• _Supplied information_
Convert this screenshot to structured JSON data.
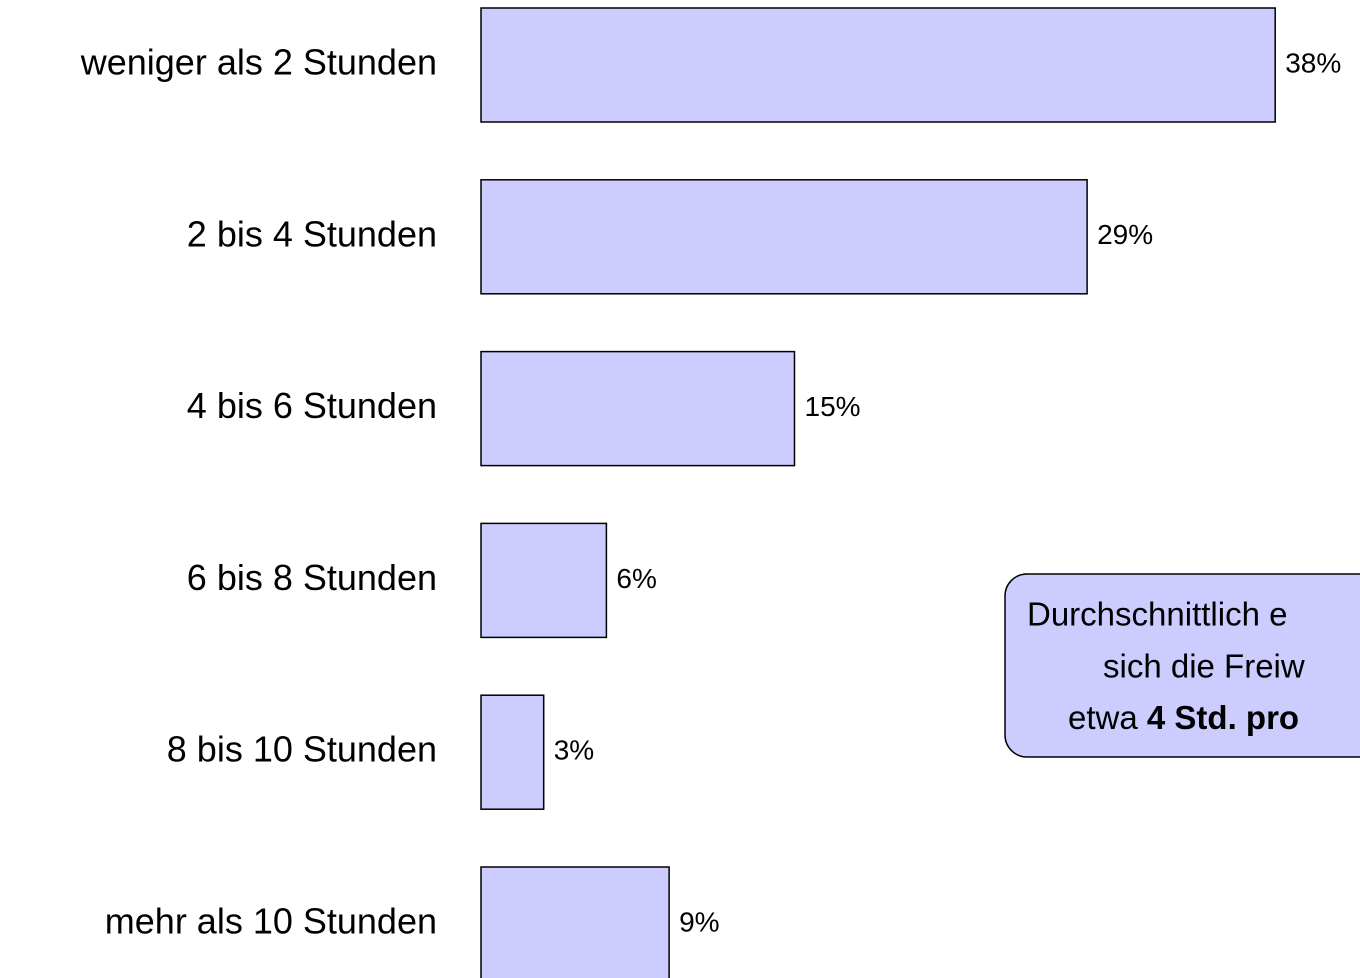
{
  "chart_data": {
    "type": "barh",
    "categories": [
      "weniger als 2 Stunden",
      "2 bis 4 Stunden",
      "4 bis 6 Stunden",
      "6 bis 8 Stunden",
      "8 bis 10 Stunden",
      "mehr als 10 Stunden"
    ],
    "values": [
      38,
      29,
      15,
      6,
      3,
      9
    ],
    "value_labels": [
      "38%",
      "29%",
      "15%",
      "6%",
      "3%",
      "9%"
    ],
    "color": "#ccccff",
    "annotation": {
      "lines": [
        "Durchschnittlich e",
        "sich die Freiw"
      ],
      "last_line": {
        "normal": "etwa",
        "bold": "4 Std. pro"
      }
    }
  }
}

• _Your objective_
Quote each record exactly as it stands, minus the pictures.

• _Output below_
Convert this screenshot to structured JSON data.
{
  "chart_data": {
    "type": "barh",
    "categories": [
      "weniger als 2 Stunden",
      "2 bis 4 Stunden",
      "4 bis 6 Stunden",
      "6 bis 8 Stunden",
      "8 bis 10 Stunden",
      "mehr als 10 Stunden"
    ],
    "values": [
      38,
      29,
      15,
      6,
      3,
      9
    ],
    "value_labels": [
      "38%",
      "29%",
      "15%",
      "6%",
      "3%",
      "9%"
    ],
    "color": "#ccccff",
    "annotation": {
      "lines": [
        "Durchschnittlich e",
        "sich die Freiw"
      ],
      "last_line": {
        "normal": "etwa",
        "bold": "4 Std. pro"
      }
    }
  }
}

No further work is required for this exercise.